EXCERPT:
★ ★ ★ ★ ★ ★ ★
The report contained many examples of teachers saying that students' scores were much higher than could be reasonably expected, as well as statistics showing that the number of answers changed from wrong to right was well beyond what might be expected.

For instance, one teacher, describing "Student D," noted that the student had "an extremely hard time recognizing words and comprehending text." She expected the student to score poorly on the test.

When the teacher was advised that the student changed answers 26 times and that 25 of those times were from the wrong answer to the right answer, the report says, "she could not believe it. Based on her experience with Student D, she did not feel it was possible."

In another case, a teacher said she did not think it was possible for "Student E" to change 22 of the 25 wrong answers to right answers. "Student E does not have the reading proficiency necessary to recognize that so many answers were wrong," the teacher said.

A footnote in the report says that in contrast to these teachers' opinions, Linda Liss-Bronstein, the literacy coach and dean of professional development at Betances, said "the number of erasure marks did not surprise her because she expected that the students would recognize their mistakes and correct them, therefore, she expected that there would be a great deal of erasure marks."
★ ★ ★ ★ ★ ★ ★
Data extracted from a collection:
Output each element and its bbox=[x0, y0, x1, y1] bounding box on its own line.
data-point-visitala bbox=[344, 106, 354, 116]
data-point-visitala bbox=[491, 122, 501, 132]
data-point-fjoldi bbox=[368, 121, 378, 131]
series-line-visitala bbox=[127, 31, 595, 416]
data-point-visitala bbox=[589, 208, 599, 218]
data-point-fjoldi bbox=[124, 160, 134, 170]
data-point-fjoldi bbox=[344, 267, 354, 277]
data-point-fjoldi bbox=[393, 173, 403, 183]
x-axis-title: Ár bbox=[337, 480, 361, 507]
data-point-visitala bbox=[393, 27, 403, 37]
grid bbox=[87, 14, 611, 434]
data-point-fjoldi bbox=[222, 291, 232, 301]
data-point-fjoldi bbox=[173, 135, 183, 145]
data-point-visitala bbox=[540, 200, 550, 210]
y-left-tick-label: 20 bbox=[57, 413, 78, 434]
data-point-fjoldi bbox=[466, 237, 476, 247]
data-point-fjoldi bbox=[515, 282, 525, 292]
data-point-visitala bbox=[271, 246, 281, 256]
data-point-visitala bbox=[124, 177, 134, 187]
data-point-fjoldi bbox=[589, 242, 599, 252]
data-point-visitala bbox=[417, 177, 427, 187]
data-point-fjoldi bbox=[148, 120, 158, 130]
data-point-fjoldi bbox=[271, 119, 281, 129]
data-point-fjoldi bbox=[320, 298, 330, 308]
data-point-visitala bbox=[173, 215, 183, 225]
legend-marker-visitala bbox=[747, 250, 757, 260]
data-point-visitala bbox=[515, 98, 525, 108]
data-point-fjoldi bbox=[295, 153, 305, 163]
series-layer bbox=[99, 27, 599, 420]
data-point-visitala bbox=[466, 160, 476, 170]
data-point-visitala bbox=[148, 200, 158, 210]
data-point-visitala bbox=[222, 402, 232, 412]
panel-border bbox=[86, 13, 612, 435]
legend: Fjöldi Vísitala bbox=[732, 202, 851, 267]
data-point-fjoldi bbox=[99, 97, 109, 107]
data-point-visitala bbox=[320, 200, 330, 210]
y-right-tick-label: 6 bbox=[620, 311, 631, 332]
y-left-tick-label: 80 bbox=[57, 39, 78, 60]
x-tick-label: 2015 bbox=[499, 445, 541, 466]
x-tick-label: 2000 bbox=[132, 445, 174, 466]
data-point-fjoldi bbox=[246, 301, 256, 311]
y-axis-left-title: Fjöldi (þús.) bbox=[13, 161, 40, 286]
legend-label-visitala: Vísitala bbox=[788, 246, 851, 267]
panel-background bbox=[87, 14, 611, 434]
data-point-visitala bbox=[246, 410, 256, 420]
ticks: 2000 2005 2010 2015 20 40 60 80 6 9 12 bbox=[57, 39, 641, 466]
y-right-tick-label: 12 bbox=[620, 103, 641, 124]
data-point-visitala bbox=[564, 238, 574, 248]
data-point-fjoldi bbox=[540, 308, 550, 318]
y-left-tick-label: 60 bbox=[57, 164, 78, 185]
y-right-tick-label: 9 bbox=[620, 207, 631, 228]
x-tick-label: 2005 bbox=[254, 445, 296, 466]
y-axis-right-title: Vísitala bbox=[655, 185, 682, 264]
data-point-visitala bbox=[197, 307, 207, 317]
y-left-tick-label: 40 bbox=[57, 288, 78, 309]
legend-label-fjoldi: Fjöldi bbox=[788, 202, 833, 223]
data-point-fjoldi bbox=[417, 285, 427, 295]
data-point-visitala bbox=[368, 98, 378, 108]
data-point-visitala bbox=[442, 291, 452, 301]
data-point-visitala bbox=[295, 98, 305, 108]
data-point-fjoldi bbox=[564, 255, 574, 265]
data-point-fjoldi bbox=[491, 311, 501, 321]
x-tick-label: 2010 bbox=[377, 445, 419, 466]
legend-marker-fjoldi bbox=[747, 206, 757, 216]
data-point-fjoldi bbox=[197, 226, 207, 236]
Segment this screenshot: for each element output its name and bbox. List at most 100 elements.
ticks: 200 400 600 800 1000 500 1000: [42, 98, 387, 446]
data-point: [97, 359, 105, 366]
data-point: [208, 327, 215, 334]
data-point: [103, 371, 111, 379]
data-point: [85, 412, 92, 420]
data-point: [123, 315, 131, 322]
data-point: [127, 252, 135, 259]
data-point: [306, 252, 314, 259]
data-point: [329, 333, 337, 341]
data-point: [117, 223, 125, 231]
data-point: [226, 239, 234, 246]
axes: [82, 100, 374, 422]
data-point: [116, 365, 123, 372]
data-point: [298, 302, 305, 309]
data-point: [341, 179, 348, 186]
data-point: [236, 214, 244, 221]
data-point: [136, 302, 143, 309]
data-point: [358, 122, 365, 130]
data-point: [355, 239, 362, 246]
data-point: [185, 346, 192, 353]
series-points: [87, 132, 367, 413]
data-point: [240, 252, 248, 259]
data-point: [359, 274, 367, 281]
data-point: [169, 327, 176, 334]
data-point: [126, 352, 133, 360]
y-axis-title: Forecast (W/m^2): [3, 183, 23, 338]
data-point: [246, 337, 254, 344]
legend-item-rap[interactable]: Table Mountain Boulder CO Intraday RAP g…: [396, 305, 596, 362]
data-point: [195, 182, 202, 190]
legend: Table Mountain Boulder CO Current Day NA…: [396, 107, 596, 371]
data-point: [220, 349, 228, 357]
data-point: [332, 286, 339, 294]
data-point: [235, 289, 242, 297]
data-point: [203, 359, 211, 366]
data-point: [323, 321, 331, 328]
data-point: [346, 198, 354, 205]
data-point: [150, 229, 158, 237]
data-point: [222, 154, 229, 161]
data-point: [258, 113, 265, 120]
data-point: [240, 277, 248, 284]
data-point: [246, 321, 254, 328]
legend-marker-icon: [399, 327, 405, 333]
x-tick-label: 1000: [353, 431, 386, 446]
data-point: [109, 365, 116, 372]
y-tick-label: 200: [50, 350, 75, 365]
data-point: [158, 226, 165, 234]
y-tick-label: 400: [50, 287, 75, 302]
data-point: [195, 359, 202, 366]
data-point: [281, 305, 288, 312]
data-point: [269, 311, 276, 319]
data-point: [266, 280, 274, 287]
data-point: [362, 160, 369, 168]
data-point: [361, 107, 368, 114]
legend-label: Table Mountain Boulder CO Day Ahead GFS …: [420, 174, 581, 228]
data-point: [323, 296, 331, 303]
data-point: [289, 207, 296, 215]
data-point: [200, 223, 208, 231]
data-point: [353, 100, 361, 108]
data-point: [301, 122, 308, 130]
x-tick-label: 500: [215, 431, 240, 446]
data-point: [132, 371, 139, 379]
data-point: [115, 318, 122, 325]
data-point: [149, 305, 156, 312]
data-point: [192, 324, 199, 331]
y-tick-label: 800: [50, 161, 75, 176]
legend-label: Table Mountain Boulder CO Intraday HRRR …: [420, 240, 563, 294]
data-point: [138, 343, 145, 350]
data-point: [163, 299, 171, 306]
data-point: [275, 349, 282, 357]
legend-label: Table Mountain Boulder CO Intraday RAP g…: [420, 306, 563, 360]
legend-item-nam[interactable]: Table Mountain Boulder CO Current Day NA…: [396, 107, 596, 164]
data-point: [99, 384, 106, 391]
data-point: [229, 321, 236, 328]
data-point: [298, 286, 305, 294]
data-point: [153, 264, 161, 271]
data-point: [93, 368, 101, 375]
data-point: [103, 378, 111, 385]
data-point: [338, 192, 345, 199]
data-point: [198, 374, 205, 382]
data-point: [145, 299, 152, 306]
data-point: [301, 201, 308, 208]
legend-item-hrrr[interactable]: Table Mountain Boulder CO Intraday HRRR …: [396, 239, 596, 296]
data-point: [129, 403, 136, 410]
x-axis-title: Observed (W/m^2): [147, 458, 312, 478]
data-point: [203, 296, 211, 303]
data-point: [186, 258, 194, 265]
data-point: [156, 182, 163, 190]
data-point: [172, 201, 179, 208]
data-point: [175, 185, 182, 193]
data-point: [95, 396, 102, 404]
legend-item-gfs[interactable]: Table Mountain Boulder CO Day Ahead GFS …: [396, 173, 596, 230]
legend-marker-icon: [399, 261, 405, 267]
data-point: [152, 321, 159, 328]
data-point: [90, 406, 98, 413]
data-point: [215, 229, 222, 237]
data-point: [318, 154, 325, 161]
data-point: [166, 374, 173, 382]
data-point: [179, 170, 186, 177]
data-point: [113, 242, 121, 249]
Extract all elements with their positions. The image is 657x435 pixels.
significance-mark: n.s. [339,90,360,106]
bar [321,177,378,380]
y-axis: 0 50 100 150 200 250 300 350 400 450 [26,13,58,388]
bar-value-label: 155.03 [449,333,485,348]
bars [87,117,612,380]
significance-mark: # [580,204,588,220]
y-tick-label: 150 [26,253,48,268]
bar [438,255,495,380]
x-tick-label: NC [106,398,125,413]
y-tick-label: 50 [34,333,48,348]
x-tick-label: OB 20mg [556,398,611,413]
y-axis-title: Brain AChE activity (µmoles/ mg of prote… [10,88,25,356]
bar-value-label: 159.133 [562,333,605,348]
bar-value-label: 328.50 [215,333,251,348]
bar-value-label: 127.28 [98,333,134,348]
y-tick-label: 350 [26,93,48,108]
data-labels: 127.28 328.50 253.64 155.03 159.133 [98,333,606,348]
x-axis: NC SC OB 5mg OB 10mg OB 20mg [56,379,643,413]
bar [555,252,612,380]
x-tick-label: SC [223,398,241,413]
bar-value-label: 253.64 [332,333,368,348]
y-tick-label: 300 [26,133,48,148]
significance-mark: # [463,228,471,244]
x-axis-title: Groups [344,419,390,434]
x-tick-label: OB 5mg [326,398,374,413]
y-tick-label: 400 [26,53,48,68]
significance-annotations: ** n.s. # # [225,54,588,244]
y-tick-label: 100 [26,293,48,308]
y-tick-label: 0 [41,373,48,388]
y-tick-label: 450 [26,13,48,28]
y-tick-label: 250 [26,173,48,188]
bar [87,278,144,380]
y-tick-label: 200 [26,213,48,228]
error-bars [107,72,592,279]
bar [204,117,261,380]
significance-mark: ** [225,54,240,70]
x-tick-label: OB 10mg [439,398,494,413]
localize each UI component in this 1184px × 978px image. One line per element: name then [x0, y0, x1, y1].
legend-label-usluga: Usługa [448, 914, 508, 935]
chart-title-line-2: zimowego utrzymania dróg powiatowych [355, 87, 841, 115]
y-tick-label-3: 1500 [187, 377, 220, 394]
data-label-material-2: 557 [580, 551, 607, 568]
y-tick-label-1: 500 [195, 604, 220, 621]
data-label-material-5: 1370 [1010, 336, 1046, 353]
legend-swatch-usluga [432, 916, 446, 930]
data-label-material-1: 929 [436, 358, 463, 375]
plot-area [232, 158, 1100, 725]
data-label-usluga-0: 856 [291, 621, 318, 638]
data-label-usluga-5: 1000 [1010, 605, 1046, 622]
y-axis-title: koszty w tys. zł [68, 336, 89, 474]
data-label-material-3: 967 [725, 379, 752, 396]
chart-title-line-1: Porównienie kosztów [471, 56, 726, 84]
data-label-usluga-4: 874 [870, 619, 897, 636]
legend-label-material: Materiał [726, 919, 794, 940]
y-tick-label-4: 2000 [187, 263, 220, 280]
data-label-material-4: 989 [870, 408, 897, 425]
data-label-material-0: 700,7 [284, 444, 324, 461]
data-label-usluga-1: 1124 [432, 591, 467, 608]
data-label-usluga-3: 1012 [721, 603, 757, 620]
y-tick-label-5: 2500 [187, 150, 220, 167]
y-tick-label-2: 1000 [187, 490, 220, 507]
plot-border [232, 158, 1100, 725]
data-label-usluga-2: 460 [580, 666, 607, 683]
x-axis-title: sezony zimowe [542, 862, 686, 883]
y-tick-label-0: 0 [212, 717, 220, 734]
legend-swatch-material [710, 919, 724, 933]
★ ★ ★ ★ ★ ★ ★
EXERCISE INSTRUCTIONS: Revise the excerpt about erased test answers, starting at "For instance, one" and ending at "the teacher said.", so that "realistic" replaces "possible".

TASK ANSWER:
For instance, one teacher, describing "Student D," noted that the student had "an extremely hard time recognizing words and comprehending text." She expected the student to score poorly on the test.

When the teacher was advised that the student changed answers 26 times and that 25 of those times were from the wrong answer to the right answer, the report says, "she could not believe it. Based on her experience with Student D, she did not feel it was realistic."

In another case, a teacher said she did not think it was realistic for "Student E" to change 22 of the 25 wrong answers to right answers. "Student E does not have the reading proficiency necessary to recognize that so many answers were wrong," the teacher said.